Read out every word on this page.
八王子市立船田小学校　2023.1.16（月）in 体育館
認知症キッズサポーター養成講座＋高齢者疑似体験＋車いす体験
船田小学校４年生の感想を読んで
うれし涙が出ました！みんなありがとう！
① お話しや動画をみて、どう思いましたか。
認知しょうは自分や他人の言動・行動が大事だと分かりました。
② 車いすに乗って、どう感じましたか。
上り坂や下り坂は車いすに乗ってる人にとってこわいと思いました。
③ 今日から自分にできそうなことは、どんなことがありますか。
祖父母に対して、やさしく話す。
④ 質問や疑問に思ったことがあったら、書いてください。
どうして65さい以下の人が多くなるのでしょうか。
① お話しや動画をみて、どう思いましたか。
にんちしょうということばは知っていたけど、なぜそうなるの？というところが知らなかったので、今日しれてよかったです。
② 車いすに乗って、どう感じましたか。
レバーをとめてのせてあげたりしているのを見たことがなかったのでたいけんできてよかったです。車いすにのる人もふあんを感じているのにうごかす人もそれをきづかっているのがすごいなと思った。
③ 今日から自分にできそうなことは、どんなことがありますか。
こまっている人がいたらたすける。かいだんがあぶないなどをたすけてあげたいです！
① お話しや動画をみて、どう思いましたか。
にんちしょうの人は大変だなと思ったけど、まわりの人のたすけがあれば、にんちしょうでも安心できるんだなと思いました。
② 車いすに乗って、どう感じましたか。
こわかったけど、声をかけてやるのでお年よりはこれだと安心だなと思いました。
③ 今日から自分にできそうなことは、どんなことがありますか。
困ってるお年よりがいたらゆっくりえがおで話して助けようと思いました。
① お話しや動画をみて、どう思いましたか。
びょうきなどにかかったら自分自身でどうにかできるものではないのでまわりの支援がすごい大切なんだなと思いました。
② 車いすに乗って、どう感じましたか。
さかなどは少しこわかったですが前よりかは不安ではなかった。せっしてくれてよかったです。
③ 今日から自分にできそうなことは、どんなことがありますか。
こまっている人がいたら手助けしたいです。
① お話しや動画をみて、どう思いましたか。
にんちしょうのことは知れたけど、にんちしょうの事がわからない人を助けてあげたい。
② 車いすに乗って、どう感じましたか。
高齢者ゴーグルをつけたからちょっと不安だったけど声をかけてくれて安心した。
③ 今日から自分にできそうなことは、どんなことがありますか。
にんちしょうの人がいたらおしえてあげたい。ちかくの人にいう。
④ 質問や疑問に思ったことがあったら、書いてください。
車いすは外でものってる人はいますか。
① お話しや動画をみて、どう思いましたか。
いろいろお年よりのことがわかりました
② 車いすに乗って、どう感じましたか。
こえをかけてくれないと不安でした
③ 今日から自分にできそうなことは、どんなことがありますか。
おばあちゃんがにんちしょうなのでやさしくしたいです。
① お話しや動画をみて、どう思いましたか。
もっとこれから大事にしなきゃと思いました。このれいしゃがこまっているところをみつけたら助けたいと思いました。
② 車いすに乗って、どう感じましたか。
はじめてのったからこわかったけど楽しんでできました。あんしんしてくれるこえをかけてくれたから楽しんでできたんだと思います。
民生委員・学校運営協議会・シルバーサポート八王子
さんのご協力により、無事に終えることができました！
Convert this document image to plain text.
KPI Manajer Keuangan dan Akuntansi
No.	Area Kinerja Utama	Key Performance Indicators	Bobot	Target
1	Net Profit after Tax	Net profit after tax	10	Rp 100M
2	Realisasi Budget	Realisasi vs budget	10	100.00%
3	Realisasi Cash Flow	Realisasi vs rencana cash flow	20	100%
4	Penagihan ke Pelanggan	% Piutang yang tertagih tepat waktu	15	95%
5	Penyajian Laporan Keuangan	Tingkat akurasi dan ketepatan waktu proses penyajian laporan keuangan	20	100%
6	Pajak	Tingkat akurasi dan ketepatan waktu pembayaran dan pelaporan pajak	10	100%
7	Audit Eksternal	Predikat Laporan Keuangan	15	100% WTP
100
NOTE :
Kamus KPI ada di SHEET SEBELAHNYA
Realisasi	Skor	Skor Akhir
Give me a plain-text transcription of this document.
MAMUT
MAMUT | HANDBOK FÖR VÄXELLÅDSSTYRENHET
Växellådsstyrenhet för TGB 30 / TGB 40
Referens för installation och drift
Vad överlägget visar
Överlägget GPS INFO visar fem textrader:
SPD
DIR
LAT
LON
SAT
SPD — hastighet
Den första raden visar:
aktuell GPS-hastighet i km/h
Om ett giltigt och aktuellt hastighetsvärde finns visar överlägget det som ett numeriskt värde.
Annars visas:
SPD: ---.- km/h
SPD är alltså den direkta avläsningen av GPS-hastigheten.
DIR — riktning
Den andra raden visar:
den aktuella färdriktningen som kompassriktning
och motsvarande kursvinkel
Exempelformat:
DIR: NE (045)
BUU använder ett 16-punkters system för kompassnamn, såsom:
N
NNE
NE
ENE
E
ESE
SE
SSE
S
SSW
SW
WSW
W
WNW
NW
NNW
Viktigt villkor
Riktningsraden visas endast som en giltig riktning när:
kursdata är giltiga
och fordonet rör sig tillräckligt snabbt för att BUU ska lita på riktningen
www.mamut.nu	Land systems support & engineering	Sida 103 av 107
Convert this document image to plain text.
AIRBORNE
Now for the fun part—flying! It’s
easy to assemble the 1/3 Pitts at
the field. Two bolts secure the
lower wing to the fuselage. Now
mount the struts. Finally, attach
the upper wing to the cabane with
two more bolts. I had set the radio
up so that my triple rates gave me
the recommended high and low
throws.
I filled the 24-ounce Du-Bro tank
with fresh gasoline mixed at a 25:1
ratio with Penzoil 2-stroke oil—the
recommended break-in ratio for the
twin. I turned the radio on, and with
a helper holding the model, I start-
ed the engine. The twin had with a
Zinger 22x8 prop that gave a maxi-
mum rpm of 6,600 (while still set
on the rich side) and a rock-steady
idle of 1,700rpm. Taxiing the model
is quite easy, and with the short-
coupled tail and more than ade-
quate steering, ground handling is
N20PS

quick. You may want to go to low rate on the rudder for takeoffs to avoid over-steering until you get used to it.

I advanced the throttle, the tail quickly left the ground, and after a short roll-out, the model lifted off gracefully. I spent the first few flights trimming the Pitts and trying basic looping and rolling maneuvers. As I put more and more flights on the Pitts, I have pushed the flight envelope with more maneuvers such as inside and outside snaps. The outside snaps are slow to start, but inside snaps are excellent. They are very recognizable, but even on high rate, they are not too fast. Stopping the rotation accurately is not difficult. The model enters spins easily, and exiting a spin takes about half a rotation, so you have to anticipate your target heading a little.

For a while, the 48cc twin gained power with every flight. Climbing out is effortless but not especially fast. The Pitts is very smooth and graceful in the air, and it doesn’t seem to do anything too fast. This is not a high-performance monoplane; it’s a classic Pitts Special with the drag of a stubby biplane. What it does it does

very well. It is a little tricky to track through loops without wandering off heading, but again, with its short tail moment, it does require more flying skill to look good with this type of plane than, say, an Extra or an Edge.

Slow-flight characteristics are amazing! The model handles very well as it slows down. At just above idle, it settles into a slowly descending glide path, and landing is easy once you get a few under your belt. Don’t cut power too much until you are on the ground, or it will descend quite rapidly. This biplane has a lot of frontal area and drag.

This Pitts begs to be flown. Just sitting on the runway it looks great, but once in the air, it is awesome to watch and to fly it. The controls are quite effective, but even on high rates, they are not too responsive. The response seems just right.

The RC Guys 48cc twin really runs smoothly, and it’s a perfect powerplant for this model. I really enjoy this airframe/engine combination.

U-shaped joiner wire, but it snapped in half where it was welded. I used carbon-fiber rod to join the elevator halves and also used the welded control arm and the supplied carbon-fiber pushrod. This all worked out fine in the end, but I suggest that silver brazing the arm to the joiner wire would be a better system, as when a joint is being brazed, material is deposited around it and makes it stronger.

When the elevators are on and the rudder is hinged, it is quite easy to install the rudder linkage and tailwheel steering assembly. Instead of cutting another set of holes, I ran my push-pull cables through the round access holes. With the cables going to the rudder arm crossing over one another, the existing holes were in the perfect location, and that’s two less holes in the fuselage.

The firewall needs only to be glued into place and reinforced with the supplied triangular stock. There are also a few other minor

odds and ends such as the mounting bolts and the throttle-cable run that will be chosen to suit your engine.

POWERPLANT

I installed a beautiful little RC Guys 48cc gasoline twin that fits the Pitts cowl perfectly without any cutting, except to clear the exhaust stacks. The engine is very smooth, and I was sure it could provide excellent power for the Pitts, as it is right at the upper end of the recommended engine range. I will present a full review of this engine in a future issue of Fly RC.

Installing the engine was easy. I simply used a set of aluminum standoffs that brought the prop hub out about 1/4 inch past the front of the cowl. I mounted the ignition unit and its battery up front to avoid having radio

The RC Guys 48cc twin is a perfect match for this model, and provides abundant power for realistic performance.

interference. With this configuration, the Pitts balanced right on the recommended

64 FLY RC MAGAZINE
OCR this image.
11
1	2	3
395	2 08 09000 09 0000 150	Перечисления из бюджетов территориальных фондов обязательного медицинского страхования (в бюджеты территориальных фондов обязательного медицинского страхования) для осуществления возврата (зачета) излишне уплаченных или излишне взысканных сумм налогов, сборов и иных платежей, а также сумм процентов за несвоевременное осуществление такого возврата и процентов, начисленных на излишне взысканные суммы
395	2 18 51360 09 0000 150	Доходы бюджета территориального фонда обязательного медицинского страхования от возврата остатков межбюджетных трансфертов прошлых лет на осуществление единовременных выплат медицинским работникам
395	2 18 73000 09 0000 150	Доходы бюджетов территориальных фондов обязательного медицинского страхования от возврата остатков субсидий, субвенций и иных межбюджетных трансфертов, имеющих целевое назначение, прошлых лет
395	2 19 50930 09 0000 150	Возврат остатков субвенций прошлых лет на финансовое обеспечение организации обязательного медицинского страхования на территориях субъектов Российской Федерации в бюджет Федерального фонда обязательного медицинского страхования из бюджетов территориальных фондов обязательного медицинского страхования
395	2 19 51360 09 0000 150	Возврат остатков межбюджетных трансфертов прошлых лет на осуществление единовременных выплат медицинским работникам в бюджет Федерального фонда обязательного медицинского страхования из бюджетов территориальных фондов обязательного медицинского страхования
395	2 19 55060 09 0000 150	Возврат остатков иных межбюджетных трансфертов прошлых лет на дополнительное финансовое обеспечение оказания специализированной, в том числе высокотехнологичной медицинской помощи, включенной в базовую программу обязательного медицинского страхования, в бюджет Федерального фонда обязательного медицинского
::::::
### [Written request]
Return all lines containing the word "фонда".

### [Expected output]
395	2 18 51360 09 0000 150	Доходы бюджета территориального фонда обязательного медицинского страхования от возврата остатков межбюджетных трансфертов прошлых лет на осуществление единовременных выплат медицинским работникам
395	2 19 50930 09 0000 150	Возврат остатков субвенций прошлых лет на финансовое обеспечение организации обязательного медицинского страхования на территориях субъектов Российской Федерации в бюджет Федерального фонда обязательного медицинского страхования из бюджетов территориальных фондов обязательного медицинского страхования
395	2 19 51360 09 0000 150	Возврат остатков межбюджетных трансфертов прошлых лет на осуществление единовременных выплат медицинским работникам в бюджет Федерального фонда обязательного медицинского страхования из бюджетов территориальных фондов обязательного медицинского страхования
395	2 19 55060 09 0000 150	Возврат остатков иных межбюджетных трансфертов прошлых лет на дополнительное финансовое обеспечение оказания специализированной, в том числе высокотехнологичной медицинской помощи, включенной в базовую программу обязательного медицинского страхования, в бюджет Федерального фонда обязательного медицинского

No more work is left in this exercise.